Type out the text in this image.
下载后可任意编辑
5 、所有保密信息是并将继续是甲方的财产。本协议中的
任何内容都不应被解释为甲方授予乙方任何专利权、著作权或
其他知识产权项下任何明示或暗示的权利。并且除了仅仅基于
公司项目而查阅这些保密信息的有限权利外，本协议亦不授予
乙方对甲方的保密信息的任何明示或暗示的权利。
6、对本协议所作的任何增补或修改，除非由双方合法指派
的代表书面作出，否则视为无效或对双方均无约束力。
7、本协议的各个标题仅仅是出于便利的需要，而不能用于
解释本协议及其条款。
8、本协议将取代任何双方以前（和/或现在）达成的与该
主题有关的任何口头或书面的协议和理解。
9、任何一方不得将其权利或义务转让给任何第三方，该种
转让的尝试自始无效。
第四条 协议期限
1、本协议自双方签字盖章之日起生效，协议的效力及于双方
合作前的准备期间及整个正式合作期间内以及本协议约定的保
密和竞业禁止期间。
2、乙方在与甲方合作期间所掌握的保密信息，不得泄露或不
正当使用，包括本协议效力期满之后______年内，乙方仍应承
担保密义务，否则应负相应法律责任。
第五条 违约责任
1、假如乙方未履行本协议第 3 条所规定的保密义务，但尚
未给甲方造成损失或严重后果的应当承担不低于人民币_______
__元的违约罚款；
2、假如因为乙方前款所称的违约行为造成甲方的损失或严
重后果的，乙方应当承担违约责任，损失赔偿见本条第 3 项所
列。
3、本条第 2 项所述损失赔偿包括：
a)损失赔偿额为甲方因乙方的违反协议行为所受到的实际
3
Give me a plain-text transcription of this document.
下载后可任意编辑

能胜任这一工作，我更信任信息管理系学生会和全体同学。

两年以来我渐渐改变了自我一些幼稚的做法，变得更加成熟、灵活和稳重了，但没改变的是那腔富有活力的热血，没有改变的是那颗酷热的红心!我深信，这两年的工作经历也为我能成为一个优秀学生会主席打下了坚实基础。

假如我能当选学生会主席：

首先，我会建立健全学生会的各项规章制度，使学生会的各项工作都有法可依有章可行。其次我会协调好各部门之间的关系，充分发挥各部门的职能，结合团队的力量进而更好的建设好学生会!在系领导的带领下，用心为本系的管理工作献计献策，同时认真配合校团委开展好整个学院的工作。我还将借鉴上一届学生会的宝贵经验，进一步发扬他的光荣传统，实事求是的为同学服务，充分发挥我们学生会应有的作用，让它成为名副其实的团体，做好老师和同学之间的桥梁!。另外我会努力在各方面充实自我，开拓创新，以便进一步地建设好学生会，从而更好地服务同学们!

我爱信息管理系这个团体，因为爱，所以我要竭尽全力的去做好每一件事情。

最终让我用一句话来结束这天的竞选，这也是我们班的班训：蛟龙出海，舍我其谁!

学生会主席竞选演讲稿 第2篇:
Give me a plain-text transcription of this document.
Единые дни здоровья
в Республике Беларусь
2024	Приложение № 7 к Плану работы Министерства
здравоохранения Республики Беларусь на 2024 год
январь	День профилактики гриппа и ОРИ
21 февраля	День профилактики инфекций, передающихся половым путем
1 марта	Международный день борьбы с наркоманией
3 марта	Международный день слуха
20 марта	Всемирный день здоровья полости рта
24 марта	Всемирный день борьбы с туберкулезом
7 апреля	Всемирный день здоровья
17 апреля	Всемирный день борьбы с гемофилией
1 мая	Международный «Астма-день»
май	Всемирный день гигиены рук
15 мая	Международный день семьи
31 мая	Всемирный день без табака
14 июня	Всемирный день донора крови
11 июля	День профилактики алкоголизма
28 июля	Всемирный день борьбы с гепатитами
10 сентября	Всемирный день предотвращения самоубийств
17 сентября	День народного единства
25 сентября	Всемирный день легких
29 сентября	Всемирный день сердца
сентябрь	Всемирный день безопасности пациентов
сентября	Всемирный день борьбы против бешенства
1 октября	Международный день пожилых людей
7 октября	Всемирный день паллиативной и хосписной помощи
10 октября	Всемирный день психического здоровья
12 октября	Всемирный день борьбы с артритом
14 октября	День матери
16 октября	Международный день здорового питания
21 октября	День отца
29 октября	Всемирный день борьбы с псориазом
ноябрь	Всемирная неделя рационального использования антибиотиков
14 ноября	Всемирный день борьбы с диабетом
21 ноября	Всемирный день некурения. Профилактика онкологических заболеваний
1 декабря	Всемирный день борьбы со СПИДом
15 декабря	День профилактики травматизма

----

- **Problem to work on**
In this exercise, repeat all entries exactly.

- **Solution to this exercise**
Type out the text in this image.
下载后可任意编辑
5 、所有保密信息是并将继续是甲方的财产。本协议中的
任何内容都不应被解释为甲方授予乙方任何专利权、著作权或
其他知识产权项下任何明示或暗示的权利。并且除了仅仅基于
公司项目而查阅这些保密信息的有限权利外，本协议亦不授予
乙方对甲方的保密信息的任何明示或暗示的权利。
6、对本协议所作的任何增补或修改，除非由双方合法指派
的代表书面作出，否则视为无效或对双方均无约束力。
7、本协议的各个标题仅仅是出于便利的需要，而不能用于
解释本协议及其条款。
8、本协议将取代任何双方以前（和/或现在）达成的与该
主题有关的任何口头或书面的协议和理解。
9、任何一方不得将其权利或义务转让给任何第三方，该种
转让的尝试自始无效。
第四条 协议期限
1、本协议自双方签字盖章之日起生效，协议的效力及于双方
合作前的准备期间及整个正式合作期间内以及本协议约定的保
密和竞业禁止期间。
2、乙方在与甲方合作期间所掌握的保密信息，不得泄露或不
正当使用，包括本协议效力期满之后______年内，乙方仍应承
担保密义务，否则应负相应法律责任。
第五条 违约责任
1、假如乙方未履行本协议第 3 条所规定的保密义务，但尚
未给甲方造成损失或严重后果的应当承担不低于人民币_______
__元的违约罚款；
2、假如因为乙方前款所称的违约行为造成甲方的损失或严
重后果的，乙方应当承担违约责任，损失赔偿见本条第 3 项所
列。
3、本条第 2 项所述损失赔偿包括：
a)损失赔偿额为甲方因乙方的违反协议行为所受到的实际
3
Give me a plain-text transcription of this document.
下载后可任意编辑

能胜任这一工作，我更信任信息管理系学生会和全体同学。

两年以来我渐渐改变了自我一些幼稚的做法，变得更加成熟、灵活和稳重了，但没改变的是那腔富有活力的热血，没有改变的是那颗酷热的红心!我深信，这两年的工作经历也为我能成为一个优秀学生会主席打下了坚实基础。

假如我能当选学生会主席：

首先，我会建立健全学生会的各项规章制度，使学生会的各项工作都有法可依有章可行。其次我会协调好各部门之间的关系，充分发挥各部门的职能，结合团队的力量进而更好的建设好学生会!在系领导的带领下，用心为本系的管理工作献计献策，同时认真配合校团委开展好整个学院的工作。我还将借鉴上一届学生会的宝贵经验，进一步发扬他的光荣传统，实事求是的为同学服务，充分发挥我们学生会应有的作用，让它成为名副其实的团体，做好老师和同学之间的桥梁!。另外我会努力在各方面充实自我，开拓创新，以便进一步地建设好学生会，从而更好地服务同学们!

我爱信息管理系这个团体，因为爱，所以我要竭尽全力的去做好每一件事情。

最终让我用一句话来结束这天的竞选，这也是我们班的班训：蛟龙出海，舍我其谁!

学生会主席竞选演讲稿 第2篇:
Give me a plain-text transcription of this document.
Единые дни здоровья
в Республике Беларусь
2024	Приложение № 7 к Плану работы Министерства
здравоохранения Республики Беларусь на 2024 год
январь	День профилактики гриппа и ОРИ
21 февраля	День профилактики инфекций, передающихся половым путем
1 марта	Международный день борьбы с наркоманией
3 марта	Международный день слуха
20 марта	Всемирный день здоровья полости рта
24 марта	Всемирный день борьбы с туберкулезом
7 апреля	Всемирный день здоровья
17 апреля	Всемирный день борьбы с гемофилией
1 мая	Международный «Астма-день»
май	Всемирный день гигиены рук
15 мая	Международный день семьи
31 мая	Всемирный день без табака
14 июня	Всемирный день донора крови
11 июля	День профилактики алкоголизма
28 июля	Всемирный день борьбы с гепатитами
10 сентября	Всемирный день предотвращения самоубийств
17 сентября	День народного единства
25 сентября	Всемирный день легких
29 сентября	Всемирный день сердца
сентябрь	Всемирный день безопасности пациентов
сентября	Всемирный день борьбы против бешенства
1 октября	Международный день пожилых людей
7 октября	Всемирный день паллиативной и хосписной помощи
10 октября	Всемирный день психического здоровья
12 октября	Всемирный день борьбы с артритом
14 октября	День матери
16 октября	Международный день здорового питания
21 октября	День отца
29 октября	Всемирный день борьбы с псориазом
ноябрь	Всемирная неделя рационального использования антибиотиков
14 ноября	Всемирный день борьбы с диабетом
21 ноября	Всемирный день некурения. Профилактика онкологических заболеваний
1 декабря	Всемирный день борьбы со СПИДом
15 декабря	День профилактики травматизма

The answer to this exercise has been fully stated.